**Items from a dataset:**
──────────
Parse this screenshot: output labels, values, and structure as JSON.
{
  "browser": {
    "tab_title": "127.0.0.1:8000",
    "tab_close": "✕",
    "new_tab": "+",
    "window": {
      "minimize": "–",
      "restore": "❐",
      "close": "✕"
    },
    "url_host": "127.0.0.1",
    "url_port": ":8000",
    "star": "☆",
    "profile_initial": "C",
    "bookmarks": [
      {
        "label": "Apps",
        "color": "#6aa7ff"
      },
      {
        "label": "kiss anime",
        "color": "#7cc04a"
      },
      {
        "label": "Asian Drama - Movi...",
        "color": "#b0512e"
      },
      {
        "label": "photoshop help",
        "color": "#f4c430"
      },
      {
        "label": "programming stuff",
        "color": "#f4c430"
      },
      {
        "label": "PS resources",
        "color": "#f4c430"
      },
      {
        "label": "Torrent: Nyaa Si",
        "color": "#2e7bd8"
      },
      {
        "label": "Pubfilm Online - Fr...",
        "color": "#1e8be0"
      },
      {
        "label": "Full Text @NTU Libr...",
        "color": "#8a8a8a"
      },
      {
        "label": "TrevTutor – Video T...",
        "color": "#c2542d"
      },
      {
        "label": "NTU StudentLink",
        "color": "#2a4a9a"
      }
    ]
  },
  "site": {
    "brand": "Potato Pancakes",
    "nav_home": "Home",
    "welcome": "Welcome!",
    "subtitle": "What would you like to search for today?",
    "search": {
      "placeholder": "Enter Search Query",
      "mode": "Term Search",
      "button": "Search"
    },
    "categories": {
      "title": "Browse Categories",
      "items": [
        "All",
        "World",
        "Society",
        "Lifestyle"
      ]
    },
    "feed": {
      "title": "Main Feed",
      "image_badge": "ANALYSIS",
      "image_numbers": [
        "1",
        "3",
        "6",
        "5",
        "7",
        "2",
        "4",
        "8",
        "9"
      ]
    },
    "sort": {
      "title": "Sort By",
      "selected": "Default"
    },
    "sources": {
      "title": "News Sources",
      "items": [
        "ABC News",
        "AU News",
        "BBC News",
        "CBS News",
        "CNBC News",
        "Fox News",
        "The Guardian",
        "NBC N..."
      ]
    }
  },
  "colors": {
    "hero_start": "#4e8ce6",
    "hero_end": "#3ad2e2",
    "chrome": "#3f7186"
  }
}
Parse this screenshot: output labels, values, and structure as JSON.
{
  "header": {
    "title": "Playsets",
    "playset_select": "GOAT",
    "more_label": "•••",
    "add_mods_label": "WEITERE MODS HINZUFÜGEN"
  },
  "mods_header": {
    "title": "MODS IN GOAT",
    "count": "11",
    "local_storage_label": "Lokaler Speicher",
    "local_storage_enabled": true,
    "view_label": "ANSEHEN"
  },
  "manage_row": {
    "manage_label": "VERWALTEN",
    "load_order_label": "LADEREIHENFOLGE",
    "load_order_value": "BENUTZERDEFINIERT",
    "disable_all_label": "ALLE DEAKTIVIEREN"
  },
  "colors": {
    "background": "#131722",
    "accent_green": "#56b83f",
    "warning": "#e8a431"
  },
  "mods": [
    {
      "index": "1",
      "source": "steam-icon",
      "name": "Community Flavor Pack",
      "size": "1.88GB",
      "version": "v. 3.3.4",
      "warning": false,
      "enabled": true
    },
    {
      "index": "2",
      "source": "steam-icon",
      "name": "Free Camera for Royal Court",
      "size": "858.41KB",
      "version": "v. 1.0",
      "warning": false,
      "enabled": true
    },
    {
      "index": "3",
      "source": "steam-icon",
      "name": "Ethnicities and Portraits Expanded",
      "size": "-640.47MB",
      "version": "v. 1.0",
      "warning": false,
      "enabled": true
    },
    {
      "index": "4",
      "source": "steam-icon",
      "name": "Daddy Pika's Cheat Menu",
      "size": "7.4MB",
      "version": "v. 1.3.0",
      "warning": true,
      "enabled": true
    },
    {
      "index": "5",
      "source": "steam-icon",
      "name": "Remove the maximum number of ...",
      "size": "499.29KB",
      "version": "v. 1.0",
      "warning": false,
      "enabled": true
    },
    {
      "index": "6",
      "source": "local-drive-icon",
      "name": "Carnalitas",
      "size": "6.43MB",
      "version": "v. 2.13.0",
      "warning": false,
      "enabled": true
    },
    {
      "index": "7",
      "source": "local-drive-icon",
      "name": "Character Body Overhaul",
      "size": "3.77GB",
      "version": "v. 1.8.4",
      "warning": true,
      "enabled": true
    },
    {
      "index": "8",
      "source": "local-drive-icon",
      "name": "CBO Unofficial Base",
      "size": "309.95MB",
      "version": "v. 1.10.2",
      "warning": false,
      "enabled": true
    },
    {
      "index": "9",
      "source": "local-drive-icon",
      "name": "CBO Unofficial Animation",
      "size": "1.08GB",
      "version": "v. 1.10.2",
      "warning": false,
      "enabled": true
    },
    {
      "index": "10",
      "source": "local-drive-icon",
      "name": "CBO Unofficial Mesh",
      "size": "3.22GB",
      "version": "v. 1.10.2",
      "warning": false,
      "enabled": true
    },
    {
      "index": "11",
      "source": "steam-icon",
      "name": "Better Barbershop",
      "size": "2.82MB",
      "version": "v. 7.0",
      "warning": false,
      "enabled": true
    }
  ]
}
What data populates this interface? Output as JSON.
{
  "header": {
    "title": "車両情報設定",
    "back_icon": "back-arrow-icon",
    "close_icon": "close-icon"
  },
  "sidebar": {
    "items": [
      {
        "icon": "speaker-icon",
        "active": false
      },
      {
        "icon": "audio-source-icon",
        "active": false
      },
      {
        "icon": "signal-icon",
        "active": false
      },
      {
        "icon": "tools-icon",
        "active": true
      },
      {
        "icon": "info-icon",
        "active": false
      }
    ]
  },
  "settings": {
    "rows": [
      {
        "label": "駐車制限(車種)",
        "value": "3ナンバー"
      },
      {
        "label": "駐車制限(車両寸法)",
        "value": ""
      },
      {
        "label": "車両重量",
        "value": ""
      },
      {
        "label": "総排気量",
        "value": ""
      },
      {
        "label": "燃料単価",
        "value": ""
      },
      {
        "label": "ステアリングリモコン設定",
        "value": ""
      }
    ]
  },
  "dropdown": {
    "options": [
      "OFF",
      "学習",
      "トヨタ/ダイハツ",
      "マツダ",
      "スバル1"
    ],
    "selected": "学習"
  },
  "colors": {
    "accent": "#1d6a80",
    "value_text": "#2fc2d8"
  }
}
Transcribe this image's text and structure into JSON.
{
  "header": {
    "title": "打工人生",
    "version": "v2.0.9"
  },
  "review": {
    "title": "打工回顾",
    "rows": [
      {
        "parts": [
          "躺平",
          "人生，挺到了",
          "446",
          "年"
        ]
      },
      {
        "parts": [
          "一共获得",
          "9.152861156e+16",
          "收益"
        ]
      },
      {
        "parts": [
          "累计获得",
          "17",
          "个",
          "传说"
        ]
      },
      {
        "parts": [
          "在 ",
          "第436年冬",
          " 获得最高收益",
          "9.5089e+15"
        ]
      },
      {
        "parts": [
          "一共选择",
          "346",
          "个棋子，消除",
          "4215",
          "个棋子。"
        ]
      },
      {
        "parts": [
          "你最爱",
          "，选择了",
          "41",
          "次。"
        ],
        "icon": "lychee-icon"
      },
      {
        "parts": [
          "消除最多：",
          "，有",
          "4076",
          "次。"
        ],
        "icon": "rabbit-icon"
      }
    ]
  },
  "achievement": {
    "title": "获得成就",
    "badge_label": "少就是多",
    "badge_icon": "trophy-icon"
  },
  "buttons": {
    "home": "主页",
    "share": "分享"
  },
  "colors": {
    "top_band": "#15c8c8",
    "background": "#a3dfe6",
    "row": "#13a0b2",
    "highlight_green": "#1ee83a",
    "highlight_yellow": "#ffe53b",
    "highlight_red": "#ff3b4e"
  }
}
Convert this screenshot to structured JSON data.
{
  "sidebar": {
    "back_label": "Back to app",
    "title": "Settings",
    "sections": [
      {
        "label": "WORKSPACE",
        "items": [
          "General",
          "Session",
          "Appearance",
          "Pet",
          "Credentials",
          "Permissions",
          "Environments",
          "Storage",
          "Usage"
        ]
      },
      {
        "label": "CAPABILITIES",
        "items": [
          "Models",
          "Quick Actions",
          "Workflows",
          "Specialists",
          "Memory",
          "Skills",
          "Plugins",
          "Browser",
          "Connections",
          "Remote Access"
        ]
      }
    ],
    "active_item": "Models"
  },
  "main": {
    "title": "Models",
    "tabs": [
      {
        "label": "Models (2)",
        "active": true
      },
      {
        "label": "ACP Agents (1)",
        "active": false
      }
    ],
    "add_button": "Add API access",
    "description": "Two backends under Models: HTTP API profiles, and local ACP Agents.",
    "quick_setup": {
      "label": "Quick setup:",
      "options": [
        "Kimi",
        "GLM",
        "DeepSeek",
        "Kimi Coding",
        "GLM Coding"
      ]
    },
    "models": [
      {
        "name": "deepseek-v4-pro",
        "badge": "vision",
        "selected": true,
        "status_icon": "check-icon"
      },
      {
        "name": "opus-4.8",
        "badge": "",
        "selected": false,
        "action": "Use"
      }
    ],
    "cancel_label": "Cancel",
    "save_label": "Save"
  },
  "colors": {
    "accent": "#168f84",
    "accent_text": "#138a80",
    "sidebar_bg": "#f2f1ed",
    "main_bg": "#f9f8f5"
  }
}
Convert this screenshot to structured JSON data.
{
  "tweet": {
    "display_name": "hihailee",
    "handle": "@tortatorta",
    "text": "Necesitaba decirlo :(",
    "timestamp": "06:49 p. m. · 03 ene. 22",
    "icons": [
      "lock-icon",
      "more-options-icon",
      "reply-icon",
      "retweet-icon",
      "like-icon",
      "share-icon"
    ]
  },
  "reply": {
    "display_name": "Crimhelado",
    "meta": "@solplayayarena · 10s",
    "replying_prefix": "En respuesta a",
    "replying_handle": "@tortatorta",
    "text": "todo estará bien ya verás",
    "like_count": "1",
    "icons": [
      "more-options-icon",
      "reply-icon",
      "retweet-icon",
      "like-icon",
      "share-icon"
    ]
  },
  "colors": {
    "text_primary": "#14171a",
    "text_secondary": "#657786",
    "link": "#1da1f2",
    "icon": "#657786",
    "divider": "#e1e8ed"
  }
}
──────────
**The task:**
Determine the number of lines where the string "selected" occurs, and give that number only.

**Output of the exercise:**
4